Required work: Copy out every line exactly, passing over the pictures.

(Figure collection entries)
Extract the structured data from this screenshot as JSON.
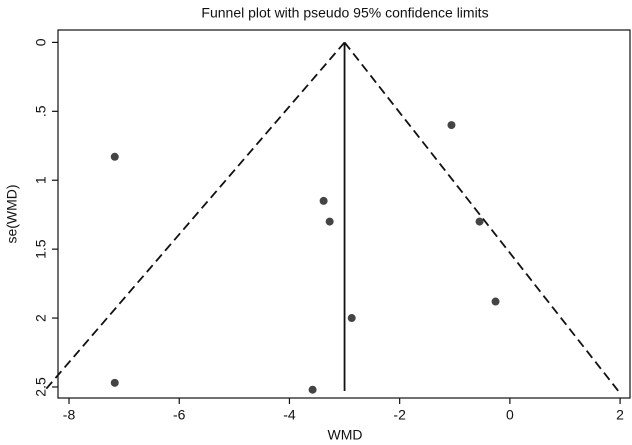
{
  "chart_data": {
    "type": "scatter",
    "title": "Funnel plot with pseudo 95% confidence limits",
    "x_label": "WMD",
    "y_label": "se(WMD)",
    "x": [
      -7.17,
      -1.06,
      -3.38,
      -3.27,
      -0.55,
      -0.26,
      -2.87,
      -7.17,
      -3.58
    ],
    "series": [
      {
        "color": "#444444",
        "values": [
          0.83,
          0.6,
          1.15,
          1.3,
          1.3,
          1.88,
          2.0,
          2.47,
          2.52
        ]
      }
    ],
    "summary_x": -3,
    "pseudo_ci": [
      {
        "x": [
          -3,
          -8.45
        ],
        "y": [
          0,
          2.53
        ]
      },
      {
        "x": [
          -3,
          1.97
        ],
        "y": [
          0,
          2.53
        ]
      }
    ],
    "xlim": [
      -8.2,
      2.18
    ],
    "xticks": [
      -8,
      -6,
      -4,
      -2,
      0,
      2
    ],
    "ylim": [
      -0.09,
      2.58
    ],
    "y_inverted": true,
    "yticks": [
      0,
      {
        "value": 0.5,
        "label": ".5"
      },
      1,
      1.5,
      2,
      2.5
    ]
  }
}
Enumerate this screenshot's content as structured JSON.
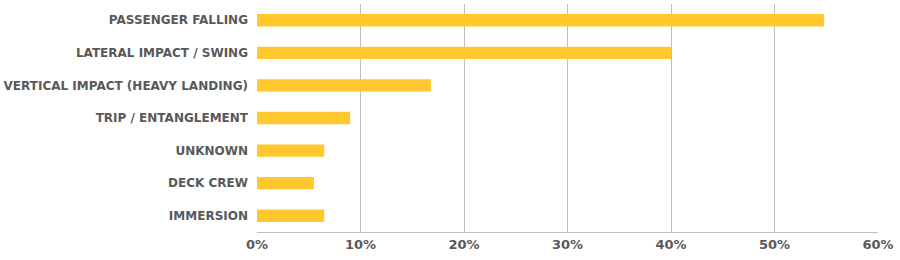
{
  "chart_data": {
    "type": "bar",
    "orientation": "horizontal",
    "categories": [
      "PASSENGER FALLING",
      "LATERAL IMPACT / SWING",
      "VERTICAL IMPACT (HEAVY LANDING)",
      "TRIP / ENTANGLEMENT",
      "UNKNOWN",
      "DECK CREW",
      "IMMERSION"
    ],
    "values": [
      54.8,
      40,
      16.8,
      9,
      6.5,
      5.5,
      6.5
    ],
    "color": "#ffc82e",
    "xlim": [
      0,
      60
    ],
    "xticks": [
      {
        "value": 0,
        "label": "0%"
      },
      {
        "value": 10,
        "label": "10%"
      },
      {
        "value": 20,
        "label": "20%"
      },
      {
        "value": 30,
        "label": "30%"
      },
      {
        "value": 40,
        "label": "40%"
      },
      {
        "value": 50,
        "label": "50%"
      },
      {
        "value": 60,
        "label": "60%"
      }
    ],
    "grid": true
  }
}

Response:
Extract the structured data from this screenshot as JSON.
{
  "chart_data": {
    "type": "scatter",
    "title": "Funnel plot with pseudo 95% confidence limits",
    "x_label": "WMD",
    "y_label": "se(WMD)",
    "x": [
      -7.17,
      -1.06,
      -3.38,
      -3.27,
      -0.55,
      -0.26,
      -2.87,
      -7.17,
      -3.58
    ],
    "series": [
      {
        "color": "#444444",
        "values": [
          0.83,
          0.6,
          1.15,
          1.3,
          1.3,
          1.88,
          2.0,
          2.47,
          2.52
        ]
      }
    ],
    "summary_x": -3,
    "pseudo_ci": [
      {
        "x": [
          -3,
          -8.45
        ],
        "y": [
          0,
          2.53
        ]
      },
      {
        "x": [
          -3,
          1.97
        ],
        "y": [
          0,
          2.53
        ]
      }
    ],
    "xlim": [
      -8.2,
      2.18
    ],
    "xticks": [
      -8,
      -6,
      -4,
      -2,
      0,
      2
    ],
    "ylim": [
      -0.09,
      2.58
    ],
    "y_inverted": true,
    "yticks": [
      0,
      {
        "value": 0.5,
        "label": ".5"
      },
      1,
      1.5,
      2,
      2.5
    ]
  }
}
Enumerate this screenshot's content as structured JSON.
{
  "chart_data": {
    "type": "bar",
    "orientation": "horizontal",
    "categories": [
      "PASSENGER FALLING",
      "LATERAL IMPACT / SWING",
      "VERTICAL IMPACT (HEAVY LANDING)",
      "TRIP / ENTANGLEMENT",
      "UNKNOWN",
      "DECK CREW",
      "IMMERSION"
    ],
    "values": [
      54.8,
      40,
      16.8,
      9,
      6.5,
      5.5,
      6.5
    ],
    "color": "#ffc82e",
    "xlim": [
      0,
      60
    ],
    "xticks": [
      {
        "value": 0,
        "label": "0%"
      },
      {
        "value": 10,
        "label": "10%"
      },
      {
        "value": 20,
        "label": "20%"
      },
      {
        "value": 30,
        "label": "30%"
      },
      {
        "value": 40,
        "label": "40%"
      },
      {
        "value": 50,
        "label": "50%"
      },
      {
        "value": 60,
        "label": "60%"
      }
    ],
    "grid": true
  }
}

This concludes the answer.